### Exercise requirements
Using the entries that follow, collect the lines where the word "一次办好" appears.
╭──
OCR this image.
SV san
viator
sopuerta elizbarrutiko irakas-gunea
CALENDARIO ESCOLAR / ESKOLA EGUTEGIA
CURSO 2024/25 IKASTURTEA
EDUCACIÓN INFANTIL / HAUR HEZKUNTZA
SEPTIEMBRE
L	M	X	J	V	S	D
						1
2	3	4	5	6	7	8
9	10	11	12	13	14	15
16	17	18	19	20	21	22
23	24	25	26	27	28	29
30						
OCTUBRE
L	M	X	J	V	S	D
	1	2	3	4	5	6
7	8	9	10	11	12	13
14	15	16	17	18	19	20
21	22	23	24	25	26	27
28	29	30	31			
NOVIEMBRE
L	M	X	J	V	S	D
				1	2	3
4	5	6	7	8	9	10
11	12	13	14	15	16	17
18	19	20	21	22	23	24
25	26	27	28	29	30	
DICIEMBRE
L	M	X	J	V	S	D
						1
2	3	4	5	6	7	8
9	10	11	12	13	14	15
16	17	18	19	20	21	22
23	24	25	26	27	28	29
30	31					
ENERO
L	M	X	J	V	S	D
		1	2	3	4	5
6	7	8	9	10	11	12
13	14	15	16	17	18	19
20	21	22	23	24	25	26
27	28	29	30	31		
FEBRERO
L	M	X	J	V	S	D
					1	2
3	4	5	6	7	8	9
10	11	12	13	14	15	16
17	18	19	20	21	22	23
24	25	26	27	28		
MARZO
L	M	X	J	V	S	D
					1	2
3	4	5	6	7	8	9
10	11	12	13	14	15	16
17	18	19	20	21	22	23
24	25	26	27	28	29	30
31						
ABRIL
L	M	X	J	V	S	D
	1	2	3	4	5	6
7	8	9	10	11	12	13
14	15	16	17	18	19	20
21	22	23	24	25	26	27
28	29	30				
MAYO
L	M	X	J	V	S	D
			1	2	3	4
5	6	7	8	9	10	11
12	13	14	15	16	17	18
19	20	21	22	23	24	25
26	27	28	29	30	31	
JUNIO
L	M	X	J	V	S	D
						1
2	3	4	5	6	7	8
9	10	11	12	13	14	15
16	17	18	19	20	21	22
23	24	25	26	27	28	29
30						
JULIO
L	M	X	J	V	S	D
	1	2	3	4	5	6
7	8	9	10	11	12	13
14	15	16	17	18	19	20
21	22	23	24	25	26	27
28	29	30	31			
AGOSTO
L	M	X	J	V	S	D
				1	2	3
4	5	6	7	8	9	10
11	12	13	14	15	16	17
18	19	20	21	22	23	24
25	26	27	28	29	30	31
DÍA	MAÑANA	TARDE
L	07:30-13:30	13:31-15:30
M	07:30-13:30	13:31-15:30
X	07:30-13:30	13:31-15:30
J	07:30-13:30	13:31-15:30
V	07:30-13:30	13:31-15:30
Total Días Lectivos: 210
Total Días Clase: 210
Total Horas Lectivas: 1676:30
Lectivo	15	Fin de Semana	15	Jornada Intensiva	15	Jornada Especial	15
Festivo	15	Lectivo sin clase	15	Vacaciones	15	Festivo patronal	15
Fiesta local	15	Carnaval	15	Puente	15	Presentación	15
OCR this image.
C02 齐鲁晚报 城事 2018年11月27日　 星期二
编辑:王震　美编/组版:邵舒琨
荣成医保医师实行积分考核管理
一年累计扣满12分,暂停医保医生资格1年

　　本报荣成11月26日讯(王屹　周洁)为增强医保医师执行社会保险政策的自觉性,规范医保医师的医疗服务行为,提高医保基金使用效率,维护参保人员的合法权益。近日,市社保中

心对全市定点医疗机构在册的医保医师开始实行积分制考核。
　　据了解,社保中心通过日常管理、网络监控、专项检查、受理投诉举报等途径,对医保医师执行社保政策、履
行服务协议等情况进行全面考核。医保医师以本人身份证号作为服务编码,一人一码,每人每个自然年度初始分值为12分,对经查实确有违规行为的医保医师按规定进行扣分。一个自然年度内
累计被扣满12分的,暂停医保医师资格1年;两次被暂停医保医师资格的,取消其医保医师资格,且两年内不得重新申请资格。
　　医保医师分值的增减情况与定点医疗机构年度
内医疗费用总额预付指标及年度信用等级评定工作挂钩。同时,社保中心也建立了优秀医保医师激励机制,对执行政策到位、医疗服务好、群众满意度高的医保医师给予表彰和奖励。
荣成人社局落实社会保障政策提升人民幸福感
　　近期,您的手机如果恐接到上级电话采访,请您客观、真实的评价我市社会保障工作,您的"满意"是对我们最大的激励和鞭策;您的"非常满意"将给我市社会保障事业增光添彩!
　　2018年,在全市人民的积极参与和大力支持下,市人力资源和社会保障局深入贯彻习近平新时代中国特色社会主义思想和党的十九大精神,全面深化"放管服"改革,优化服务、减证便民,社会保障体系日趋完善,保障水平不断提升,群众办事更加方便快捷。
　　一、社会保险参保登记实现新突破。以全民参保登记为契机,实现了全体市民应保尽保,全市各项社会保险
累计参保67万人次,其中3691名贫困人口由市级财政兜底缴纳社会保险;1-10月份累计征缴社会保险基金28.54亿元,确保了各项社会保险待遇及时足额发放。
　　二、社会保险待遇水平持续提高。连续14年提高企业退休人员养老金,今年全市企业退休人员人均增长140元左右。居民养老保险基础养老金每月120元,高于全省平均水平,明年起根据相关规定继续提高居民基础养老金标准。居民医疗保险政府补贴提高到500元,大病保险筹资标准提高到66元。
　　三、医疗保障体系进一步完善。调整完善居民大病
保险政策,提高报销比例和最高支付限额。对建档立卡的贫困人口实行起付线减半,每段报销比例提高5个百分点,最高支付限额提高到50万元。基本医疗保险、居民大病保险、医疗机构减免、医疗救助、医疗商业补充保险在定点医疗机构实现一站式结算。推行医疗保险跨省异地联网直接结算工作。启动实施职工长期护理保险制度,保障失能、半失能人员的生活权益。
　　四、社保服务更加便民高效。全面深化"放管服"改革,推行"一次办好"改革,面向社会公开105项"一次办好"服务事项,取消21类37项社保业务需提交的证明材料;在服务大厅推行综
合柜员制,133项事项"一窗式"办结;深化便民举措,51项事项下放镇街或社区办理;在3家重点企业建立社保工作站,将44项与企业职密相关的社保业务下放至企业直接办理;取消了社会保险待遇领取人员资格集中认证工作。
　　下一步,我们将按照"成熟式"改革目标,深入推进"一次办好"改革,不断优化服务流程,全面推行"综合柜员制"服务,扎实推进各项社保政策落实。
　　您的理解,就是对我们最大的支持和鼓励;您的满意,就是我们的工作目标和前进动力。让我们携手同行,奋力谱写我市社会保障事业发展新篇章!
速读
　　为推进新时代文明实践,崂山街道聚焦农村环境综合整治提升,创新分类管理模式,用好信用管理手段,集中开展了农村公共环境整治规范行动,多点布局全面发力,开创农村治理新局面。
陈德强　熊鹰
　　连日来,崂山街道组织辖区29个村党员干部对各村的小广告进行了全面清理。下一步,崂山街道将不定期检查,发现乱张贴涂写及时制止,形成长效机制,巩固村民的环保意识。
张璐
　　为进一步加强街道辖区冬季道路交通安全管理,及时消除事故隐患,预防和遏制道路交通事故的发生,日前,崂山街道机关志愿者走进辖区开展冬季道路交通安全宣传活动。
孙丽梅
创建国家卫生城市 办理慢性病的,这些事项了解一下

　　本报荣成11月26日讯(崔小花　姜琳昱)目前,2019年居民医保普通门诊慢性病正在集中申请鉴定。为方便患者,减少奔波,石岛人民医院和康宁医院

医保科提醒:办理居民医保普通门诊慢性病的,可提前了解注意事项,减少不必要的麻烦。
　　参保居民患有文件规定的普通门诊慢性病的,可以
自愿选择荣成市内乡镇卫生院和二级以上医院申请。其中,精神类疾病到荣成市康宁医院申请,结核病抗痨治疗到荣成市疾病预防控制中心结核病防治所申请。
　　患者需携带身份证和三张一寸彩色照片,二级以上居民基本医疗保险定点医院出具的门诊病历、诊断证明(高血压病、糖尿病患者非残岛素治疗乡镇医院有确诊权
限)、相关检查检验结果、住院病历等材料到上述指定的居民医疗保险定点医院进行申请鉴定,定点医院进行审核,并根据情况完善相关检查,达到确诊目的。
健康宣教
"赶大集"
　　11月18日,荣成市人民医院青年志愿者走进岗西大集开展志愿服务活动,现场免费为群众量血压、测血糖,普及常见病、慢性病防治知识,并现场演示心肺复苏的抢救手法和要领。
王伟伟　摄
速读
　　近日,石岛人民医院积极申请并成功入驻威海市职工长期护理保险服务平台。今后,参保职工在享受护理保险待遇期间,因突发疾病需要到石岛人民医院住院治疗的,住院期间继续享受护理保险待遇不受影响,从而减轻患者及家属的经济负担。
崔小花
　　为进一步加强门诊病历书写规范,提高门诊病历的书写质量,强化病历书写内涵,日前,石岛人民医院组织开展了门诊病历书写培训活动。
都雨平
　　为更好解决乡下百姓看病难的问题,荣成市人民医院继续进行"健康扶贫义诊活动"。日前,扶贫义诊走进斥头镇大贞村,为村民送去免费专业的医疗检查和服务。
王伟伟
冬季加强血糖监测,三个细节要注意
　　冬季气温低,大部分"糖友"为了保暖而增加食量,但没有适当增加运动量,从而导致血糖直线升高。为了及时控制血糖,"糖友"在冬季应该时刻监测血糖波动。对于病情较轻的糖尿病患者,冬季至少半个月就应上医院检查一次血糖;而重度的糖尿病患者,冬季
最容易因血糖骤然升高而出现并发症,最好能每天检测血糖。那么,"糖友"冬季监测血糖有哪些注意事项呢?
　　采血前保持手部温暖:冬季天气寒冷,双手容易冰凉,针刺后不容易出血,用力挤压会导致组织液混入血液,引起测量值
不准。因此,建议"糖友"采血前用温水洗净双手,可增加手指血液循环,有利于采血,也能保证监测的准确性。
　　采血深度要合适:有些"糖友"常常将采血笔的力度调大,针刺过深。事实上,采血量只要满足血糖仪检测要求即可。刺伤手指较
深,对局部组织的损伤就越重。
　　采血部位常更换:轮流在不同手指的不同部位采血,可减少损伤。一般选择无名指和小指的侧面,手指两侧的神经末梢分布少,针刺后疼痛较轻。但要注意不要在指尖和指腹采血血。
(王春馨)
╰──
### Reply
　　四、社保服务更加便民高效。全面深化"放管服"改革,推行"一次办好"改革,面向社会公开105项"一次办好"服务事项,取消21类37项社保业务需提交的证明材料;在服务大厅推行综
　　下一步,我们将按照"成熟式"改革目标,深入推进"一次办好"改革,不断优化服务流程,全面推行"综合柜员制"服务,扎实推进各项社保政策落实。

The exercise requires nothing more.